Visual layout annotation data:
--- Start ---
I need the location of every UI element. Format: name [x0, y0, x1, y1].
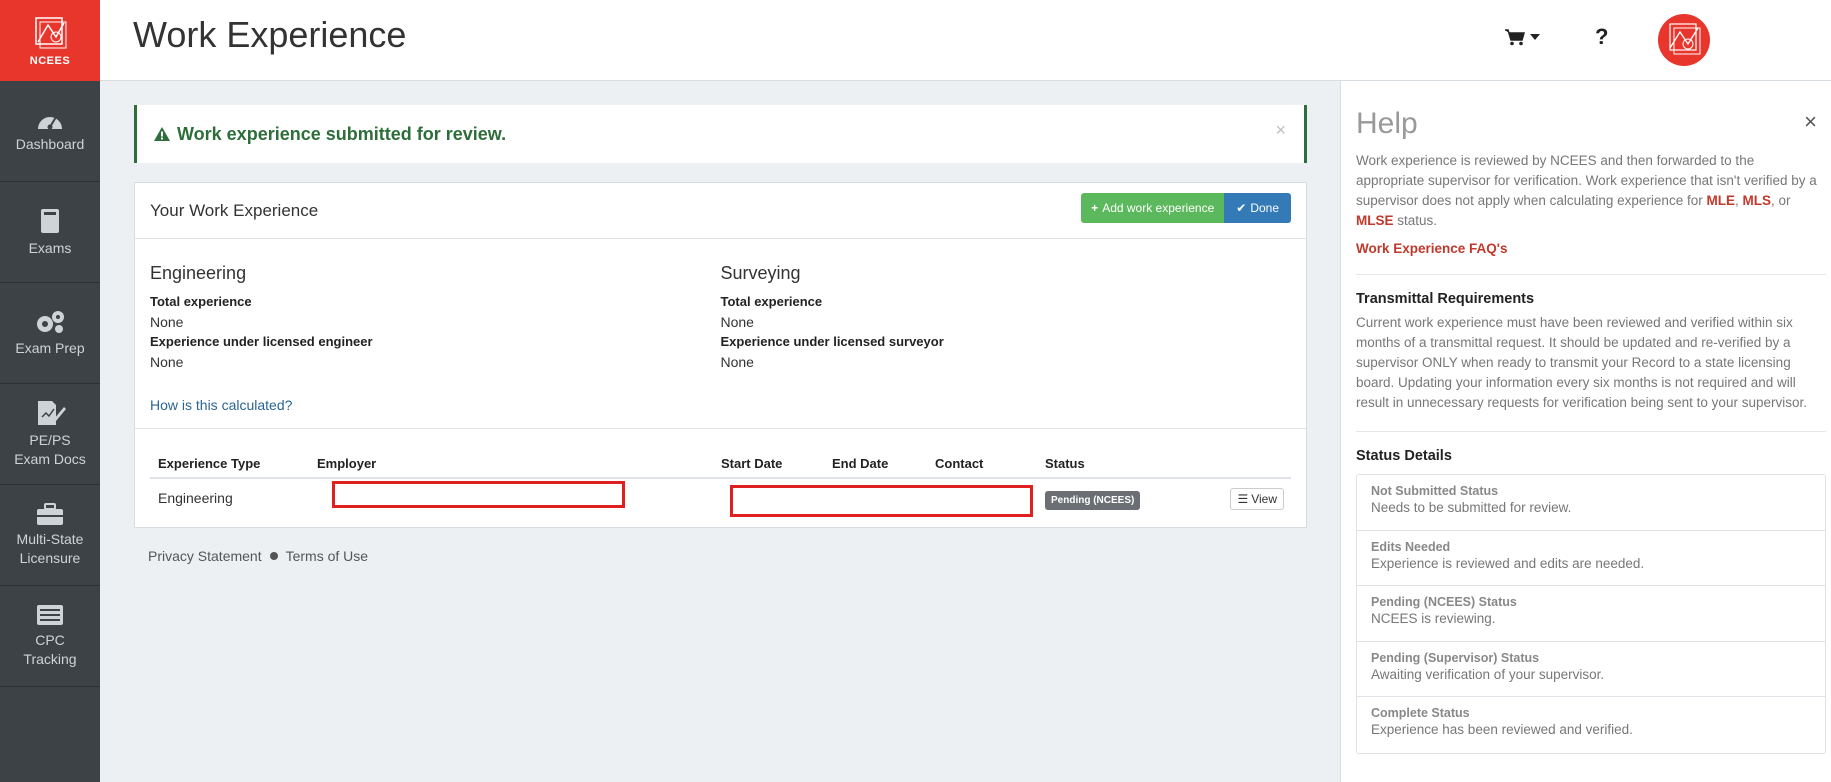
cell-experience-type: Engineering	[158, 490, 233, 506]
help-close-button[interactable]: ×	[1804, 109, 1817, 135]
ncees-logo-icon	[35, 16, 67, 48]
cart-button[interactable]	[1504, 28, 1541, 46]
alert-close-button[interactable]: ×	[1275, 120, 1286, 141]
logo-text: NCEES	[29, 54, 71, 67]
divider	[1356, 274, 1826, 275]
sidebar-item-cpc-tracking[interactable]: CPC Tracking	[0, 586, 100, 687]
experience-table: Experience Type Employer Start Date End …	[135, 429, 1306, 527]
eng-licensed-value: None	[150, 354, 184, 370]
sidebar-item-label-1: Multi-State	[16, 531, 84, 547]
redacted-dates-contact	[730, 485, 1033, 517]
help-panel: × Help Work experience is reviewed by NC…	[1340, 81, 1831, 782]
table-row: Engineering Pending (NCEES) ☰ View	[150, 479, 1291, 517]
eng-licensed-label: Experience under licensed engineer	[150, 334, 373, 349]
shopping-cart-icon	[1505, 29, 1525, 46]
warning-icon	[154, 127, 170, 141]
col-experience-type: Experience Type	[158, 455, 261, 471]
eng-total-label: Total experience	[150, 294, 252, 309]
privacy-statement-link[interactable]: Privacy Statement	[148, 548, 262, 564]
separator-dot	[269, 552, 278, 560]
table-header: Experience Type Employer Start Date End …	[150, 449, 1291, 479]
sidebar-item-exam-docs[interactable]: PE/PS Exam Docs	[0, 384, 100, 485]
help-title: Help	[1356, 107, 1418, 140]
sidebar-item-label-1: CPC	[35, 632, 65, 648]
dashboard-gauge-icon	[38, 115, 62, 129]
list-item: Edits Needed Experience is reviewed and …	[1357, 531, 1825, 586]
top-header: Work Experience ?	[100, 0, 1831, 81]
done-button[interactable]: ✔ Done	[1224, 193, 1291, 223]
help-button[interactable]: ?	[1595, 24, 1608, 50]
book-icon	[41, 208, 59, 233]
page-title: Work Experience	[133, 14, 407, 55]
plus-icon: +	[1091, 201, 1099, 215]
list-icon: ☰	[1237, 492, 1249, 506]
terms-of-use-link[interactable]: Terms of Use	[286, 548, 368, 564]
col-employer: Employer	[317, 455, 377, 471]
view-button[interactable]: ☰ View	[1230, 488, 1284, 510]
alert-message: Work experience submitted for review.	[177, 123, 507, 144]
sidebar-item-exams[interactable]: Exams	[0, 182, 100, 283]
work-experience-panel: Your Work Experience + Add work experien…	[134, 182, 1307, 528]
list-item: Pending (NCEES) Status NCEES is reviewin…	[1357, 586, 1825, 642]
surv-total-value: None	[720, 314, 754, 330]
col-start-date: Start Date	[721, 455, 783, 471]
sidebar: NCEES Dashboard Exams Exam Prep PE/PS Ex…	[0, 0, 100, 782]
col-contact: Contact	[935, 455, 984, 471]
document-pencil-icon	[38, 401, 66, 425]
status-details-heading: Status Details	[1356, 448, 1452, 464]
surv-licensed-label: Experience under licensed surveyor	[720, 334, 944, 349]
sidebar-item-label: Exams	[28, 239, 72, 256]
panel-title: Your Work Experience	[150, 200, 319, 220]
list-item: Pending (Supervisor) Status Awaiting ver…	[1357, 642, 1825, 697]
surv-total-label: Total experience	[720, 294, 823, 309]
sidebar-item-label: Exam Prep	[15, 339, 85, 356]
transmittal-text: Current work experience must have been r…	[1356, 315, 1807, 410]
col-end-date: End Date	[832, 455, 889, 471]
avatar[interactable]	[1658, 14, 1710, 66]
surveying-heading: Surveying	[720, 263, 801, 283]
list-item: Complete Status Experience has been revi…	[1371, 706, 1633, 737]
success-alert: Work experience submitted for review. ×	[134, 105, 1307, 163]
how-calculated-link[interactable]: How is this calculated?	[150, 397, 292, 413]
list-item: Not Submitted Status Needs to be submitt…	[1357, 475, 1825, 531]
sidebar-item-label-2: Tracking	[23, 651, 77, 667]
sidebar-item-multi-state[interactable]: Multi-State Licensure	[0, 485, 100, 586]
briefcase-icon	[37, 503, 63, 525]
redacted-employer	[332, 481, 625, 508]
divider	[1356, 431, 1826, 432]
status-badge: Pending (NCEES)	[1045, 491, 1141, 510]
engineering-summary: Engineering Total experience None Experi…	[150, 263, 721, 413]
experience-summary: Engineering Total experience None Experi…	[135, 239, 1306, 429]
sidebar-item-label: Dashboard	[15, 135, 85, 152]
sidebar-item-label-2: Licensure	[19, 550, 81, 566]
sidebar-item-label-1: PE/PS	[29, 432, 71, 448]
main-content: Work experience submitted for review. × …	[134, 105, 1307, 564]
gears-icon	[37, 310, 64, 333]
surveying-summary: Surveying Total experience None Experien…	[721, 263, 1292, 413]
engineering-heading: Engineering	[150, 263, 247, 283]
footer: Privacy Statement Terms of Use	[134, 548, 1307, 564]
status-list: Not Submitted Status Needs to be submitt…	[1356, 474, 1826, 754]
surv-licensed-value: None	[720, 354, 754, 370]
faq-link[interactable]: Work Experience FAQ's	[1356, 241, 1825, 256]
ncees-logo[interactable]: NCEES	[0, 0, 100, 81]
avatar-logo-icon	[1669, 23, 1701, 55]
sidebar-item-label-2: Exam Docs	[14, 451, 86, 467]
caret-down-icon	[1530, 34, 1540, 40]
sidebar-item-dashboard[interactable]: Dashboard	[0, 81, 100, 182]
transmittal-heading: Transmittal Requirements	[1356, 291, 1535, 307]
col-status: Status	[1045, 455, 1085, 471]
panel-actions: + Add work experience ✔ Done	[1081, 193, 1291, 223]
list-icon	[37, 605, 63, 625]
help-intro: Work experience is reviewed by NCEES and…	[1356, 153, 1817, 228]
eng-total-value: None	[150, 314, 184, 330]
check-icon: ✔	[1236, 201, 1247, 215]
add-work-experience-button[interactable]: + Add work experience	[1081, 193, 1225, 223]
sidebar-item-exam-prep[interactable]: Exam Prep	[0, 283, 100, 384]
--- End ---
§ **PROMPT**
Reproduce every line of the material above word for word, omitting the pictures.

§ **EXERCISE SOLUTION**
I need the location of every UI element. Format: name [x0, y0, x1, y1].
cell-experience-type: Engineering	[158, 490, 233, 506]
help-close-button[interactable]: ×	[1804, 109, 1817, 135]
ncees-logo-icon	[35, 16, 67, 48]
cart-button[interactable]	[1504, 28, 1541, 46]
alert-close-button[interactable]: ×	[1275, 120, 1286, 141]
logo-text: NCEES	[29, 54, 71, 67]
divider	[1356, 274, 1826, 275]
sidebar-item-cpc-tracking[interactable]: CPC Tracking	[0, 586, 100, 687]
experience-table: Experience Type Employer Start Date End …	[135, 429, 1306, 527]
eng-licensed-value: None	[150, 354, 184, 370]
sidebar-item-label-1: Multi-State	[16, 531, 84, 547]
redacted-dates-contact	[730, 485, 1033, 517]
help-panel: × Help Work experience is reviewed by NC…	[1340, 81, 1831, 782]
table-row: Engineering Pending (NCEES) ☰ View	[150, 479, 1291, 517]
eng-licensed-label: Experience under licensed engineer	[150, 334, 373, 349]
shopping-cart-icon	[1505, 29, 1525, 46]
warning-icon	[154, 127, 170, 141]
col-experience-type: Experience Type	[158, 455, 261, 471]
eng-total-label: Total experience	[150, 294, 252, 309]
privacy-statement-link[interactable]: Privacy Statement	[148, 548, 262, 564]
separator-dot	[269, 552, 278, 560]
table-header: Experience Type Employer Start Date End …	[150, 449, 1291, 479]
sidebar-item-exam-docs[interactable]: PE/PS Exam Docs	[0, 384, 100, 485]
help-title: Help	[1356, 107, 1418, 140]
sidebar-item-label-1: CPC	[35, 632, 65, 648]
dashboard-gauge-icon	[38, 115, 62, 129]
list-item: Edits Needed Experience is reviewed and …	[1357, 531, 1825, 586]
top-header: Work Experience ?	[100, 0, 1831, 81]
done-button[interactable]: ✔ Done	[1224, 193, 1291, 223]
help-button[interactable]: ?	[1595, 24, 1608, 50]
book-icon	[41, 208, 59, 233]
page-title: Work Experience	[133, 14, 407, 55]
plus-icon: +	[1091, 201, 1099, 215]
list-icon: ☰	[1237, 492, 1249, 506]
terms-of-use-link[interactable]: Terms of Use	[286, 548, 368, 564]
col-employer: Employer	[317, 455, 377, 471]
view-button[interactable]: ☰ View	[1230, 488, 1284, 510]
alert-message: Work experience submitted for review.	[177, 123, 507, 144]
sidebar-item-exams[interactable]: Exams	[0, 182, 100, 283]
work-experience-panel: Your Work Experience + Add work experien…	[134, 182, 1307, 528]
list-item: Pending (NCEES) Status NCEES is reviewin…	[1357, 586, 1825, 642]
surv-total-value: None	[720, 314, 754, 330]
col-start-date: Start Date	[721, 455, 783, 471]
sidebar: NCEES Dashboard Exams Exam Prep PE/PS Ex…	[0, 0, 100, 782]
col-contact: Contact	[935, 455, 984, 471]
document-pencil-icon	[38, 401, 66, 425]
status-details-heading: Status Details	[1356, 448, 1452, 464]
surv-licensed-label: Experience under licensed surveyor	[720, 334, 944, 349]
sidebar-item-label: Exams	[28, 239, 72, 256]
panel-title: Your Work Experience	[150, 200, 319, 220]
list-item: Pending (Supervisor) Status Awaiting ver…	[1357, 642, 1825, 697]
surv-total-label: Total experience	[720, 294, 823, 309]
sidebar-item-label: Exam Prep	[15, 339, 85, 356]
transmittal-text: Current work experience must have been r…	[1356, 315, 1807, 410]
col-end-date: End Date	[832, 455, 889, 471]
avatar[interactable]	[1658, 14, 1710, 66]
surveying-heading: Surveying	[720, 263, 801, 283]
list-item: Complete Status Experience has been revi…	[1371, 706, 1633, 737]
success-alert: Work experience submitted for review. ×	[134, 105, 1307, 163]
how-calculated-link[interactable]: How is this calculated?	[150, 397, 292, 413]
list-item: Not Submitted Status Needs to be submitt…	[1357, 475, 1825, 531]
sidebar-item-label-2: Tracking	[23, 651, 77, 667]
sidebar-item-multi-state[interactable]: Multi-State Licensure	[0, 485, 100, 586]
briefcase-icon	[37, 503, 63, 525]
redacted-employer	[332, 481, 625, 508]
divider	[1356, 431, 1826, 432]
status-badge: Pending (NCEES)	[1045, 491, 1141, 510]
engineering-summary: Engineering Total experience None Experi…	[150, 263, 721, 413]
experience-summary: Engineering Total experience None Experi…	[135, 239, 1306, 429]
sidebar-item-label: Dashboard	[15, 135, 85, 152]
sidebar-item-label-2: Licensure	[19, 550, 81, 566]
sidebar-item-label-1: PE/PS	[29, 432, 71, 448]
main-content: Work experience submitted for review. × …	[134, 105, 1307, 564]
gears-icon	[37, 310, 64, 333]
surveying-summary: Surveying Total experience None Experien…	[721, 263, 1292, 413]
engineering-heading: Engineering	[150, 263, 247, 283]
footer: Privacy Statement Terms of Use	[134, 548, 1307, 564]
status-list: Not Submitted Status Needs to be submitt…	[1356, 474, 1826, 754]
surv-licensed-value: None	[720, 354, 754, 370]
faq-link[interactable]: Work Experience FAQ's	[1356, 241, 1825, 256]
ncees-logo[interactable]: NCEES	[0, 0, 100, 81]
avatar-logo-icon	[1669, 23, 1701, 55]
sidebar-item-label-2: Exam Docs	[14, 451, 86, 467]
caret-down-icon	[1530, 34, 1540, 40]
sidebar-item-dashboard[interactable]: Dashboard	[0, 81, 100, 182]
transmittal-heading: Transmittal Requirements	[1356, 291, 1535, 307]
col-status: Status	[1045, 455, 1085, 471]
panel-actions: + Add work experience ✔ Done	[1081, 193, 1291, 223]
list-icon	[37, 605, 63, 625]
help-intro: Work experience is reviewed by NCEES and…	[1356, 153, 1817, 228]
eng-total-value: None	[150, 314, 184, 330]
check-icon: ✔	[1236, 201, 1247, 215]
add-work-experience-button[interactable]: + Add work experience	[1081, 193, 1225, 223]
sidebar-item-exam-prep[interactable]: Exam Prep	[0, 283, 100, 384]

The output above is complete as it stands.